** start of Given entries **
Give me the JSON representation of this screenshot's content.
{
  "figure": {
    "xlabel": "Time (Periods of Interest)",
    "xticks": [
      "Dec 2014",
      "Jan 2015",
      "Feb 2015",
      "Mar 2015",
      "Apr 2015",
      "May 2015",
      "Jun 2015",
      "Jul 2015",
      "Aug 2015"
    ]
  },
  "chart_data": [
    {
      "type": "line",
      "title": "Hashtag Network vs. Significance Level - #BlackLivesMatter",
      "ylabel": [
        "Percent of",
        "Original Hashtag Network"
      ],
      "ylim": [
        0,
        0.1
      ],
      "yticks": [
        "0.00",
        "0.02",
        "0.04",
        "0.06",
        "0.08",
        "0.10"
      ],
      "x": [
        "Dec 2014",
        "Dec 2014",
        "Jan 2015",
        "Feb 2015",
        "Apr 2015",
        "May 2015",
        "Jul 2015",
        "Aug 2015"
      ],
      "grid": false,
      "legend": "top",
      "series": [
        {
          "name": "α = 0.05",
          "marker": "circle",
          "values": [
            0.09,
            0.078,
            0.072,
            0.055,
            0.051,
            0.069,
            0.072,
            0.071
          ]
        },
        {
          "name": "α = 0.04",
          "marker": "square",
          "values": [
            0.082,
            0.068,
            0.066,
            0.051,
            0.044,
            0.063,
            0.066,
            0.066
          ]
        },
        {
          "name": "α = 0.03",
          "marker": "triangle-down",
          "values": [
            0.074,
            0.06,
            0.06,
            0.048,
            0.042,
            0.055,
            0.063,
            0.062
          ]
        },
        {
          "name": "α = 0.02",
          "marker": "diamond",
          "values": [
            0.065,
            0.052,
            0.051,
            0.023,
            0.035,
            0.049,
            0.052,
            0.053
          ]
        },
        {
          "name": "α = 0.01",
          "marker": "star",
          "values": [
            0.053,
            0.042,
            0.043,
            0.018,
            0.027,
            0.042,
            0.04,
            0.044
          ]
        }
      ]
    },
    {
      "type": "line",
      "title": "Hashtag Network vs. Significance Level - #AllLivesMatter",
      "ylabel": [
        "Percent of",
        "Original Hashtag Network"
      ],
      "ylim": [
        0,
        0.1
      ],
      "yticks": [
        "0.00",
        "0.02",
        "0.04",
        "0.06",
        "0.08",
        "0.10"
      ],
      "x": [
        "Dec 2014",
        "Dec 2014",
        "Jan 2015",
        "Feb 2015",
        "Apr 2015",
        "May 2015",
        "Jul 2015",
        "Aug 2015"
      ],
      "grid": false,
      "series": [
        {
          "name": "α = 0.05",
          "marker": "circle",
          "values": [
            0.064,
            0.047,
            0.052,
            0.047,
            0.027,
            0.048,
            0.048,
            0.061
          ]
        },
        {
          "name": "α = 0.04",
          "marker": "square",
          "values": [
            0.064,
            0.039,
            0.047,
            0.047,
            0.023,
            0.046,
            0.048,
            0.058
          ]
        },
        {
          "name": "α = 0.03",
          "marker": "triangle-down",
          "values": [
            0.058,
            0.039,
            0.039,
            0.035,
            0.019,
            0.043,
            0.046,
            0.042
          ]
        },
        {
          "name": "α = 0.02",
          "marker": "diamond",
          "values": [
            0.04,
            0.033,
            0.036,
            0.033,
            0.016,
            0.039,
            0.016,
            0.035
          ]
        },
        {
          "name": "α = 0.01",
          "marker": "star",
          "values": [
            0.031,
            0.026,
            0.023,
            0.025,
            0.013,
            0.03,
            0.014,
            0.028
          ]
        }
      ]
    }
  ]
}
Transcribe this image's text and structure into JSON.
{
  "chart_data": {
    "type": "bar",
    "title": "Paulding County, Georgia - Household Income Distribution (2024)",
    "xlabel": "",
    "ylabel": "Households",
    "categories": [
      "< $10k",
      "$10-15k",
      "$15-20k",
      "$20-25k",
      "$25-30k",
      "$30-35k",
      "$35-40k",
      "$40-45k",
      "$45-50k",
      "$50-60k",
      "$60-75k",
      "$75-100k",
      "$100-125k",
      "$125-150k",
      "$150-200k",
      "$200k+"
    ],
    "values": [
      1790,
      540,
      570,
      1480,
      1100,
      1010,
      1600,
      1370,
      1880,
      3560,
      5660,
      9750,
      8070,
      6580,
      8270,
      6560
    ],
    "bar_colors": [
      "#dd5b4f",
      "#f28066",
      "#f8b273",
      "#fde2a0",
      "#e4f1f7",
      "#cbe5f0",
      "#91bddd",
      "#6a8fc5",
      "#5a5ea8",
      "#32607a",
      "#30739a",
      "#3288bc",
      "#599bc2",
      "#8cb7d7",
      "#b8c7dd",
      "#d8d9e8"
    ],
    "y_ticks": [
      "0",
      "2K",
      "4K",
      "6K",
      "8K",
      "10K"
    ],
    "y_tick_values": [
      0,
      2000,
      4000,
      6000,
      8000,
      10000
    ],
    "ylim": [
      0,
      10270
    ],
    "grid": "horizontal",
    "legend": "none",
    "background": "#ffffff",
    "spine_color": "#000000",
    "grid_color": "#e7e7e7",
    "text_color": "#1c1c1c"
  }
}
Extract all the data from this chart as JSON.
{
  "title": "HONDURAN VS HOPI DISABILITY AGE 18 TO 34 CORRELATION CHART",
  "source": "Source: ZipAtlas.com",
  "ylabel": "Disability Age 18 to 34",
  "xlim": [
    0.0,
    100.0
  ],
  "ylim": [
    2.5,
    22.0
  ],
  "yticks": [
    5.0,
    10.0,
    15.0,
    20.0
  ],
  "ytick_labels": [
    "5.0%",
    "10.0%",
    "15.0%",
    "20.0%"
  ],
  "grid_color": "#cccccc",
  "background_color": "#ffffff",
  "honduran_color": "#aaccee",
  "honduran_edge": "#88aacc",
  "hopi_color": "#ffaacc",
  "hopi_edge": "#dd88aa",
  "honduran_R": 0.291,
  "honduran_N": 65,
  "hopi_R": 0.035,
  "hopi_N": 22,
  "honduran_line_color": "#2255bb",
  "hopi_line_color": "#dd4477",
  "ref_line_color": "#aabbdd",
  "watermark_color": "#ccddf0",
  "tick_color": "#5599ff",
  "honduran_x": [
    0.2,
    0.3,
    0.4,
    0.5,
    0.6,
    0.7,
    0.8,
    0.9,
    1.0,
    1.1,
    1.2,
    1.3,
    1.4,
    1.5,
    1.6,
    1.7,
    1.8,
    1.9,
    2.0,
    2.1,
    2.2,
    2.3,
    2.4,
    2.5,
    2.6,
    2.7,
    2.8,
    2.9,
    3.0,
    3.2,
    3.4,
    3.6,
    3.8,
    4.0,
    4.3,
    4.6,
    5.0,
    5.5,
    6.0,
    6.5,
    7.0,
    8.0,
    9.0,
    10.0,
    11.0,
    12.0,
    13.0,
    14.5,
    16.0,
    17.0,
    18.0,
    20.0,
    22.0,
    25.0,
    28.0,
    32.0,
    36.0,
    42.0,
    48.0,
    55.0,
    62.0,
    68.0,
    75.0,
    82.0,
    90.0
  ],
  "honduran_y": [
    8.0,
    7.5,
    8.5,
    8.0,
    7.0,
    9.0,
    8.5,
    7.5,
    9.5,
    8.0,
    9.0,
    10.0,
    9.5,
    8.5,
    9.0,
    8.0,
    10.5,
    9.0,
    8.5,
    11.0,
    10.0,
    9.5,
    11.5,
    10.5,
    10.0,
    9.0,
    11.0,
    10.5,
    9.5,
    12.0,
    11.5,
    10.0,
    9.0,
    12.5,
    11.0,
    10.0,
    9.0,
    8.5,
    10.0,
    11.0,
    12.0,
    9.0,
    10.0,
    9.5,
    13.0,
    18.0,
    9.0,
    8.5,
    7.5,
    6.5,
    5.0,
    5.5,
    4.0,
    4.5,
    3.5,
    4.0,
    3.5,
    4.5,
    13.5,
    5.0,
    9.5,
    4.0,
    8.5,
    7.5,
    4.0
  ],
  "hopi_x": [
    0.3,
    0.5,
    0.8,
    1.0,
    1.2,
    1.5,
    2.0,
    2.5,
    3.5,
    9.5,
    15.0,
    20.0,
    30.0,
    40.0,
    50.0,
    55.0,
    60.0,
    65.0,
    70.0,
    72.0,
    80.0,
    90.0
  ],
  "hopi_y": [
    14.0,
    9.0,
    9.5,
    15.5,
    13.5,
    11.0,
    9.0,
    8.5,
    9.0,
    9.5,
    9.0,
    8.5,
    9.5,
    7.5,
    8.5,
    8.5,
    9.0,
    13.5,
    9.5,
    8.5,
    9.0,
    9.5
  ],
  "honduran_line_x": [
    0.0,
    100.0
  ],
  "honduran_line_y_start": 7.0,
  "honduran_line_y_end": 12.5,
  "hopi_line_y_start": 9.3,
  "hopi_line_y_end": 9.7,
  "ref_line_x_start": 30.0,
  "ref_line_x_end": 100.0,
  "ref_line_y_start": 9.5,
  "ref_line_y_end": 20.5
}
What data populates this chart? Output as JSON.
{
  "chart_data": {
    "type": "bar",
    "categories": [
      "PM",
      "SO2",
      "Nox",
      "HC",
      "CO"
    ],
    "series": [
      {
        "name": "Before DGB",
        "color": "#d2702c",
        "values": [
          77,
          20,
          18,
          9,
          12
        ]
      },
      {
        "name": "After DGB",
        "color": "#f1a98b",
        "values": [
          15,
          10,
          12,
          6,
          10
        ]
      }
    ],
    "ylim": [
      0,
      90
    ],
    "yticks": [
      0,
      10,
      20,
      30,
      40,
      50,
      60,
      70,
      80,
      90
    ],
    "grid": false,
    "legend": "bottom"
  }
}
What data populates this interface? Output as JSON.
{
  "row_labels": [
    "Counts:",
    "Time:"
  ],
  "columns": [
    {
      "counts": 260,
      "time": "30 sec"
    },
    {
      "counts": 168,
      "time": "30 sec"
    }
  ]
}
** end of Given entries **
» **Set task**:
Print the line containing "What data populates this chart?" and every line after it to the end of the records above, exactly as written, and nothing else.

» **Task output**:
What data populates this chart? Output as JSON.
{
  "chart_data": {
    "type": "bar",
    "categories": [
      "PM",
      "SO2",
      "Nox",
      "HC",
      "CO"
    ],
    "series": [
      {
        "name": "Before DGB",
        "color": "#d2702c",
        "values": [
          77,
          20,
          18,
          9,
          12
        ]
      },
      {
        "name": "After DGB",
        "color": "#f1a98b",
        "values": [
          15,
          10,
          12,
          6,
          10
        ]
      }
    ],
    "ylim": [
      0,
      90
    ],
    "yticks": [
      0,
      10,
      20,
      30,
      40,
      50,
      60,
      70,
      80,
      90
    ],
    "grid": false,
    "legend": "bottom"
  }
}
What data populates this interface? Output as JSON.
{
  "row_labels": [
    "Counts:",
    "Time:"
  ],
  "columns": [
    {
      "counts": 260,
      "time": "30 sec"
    },
    {
      "counts": 168,
      "time": "30 sec"
    }
  ]
}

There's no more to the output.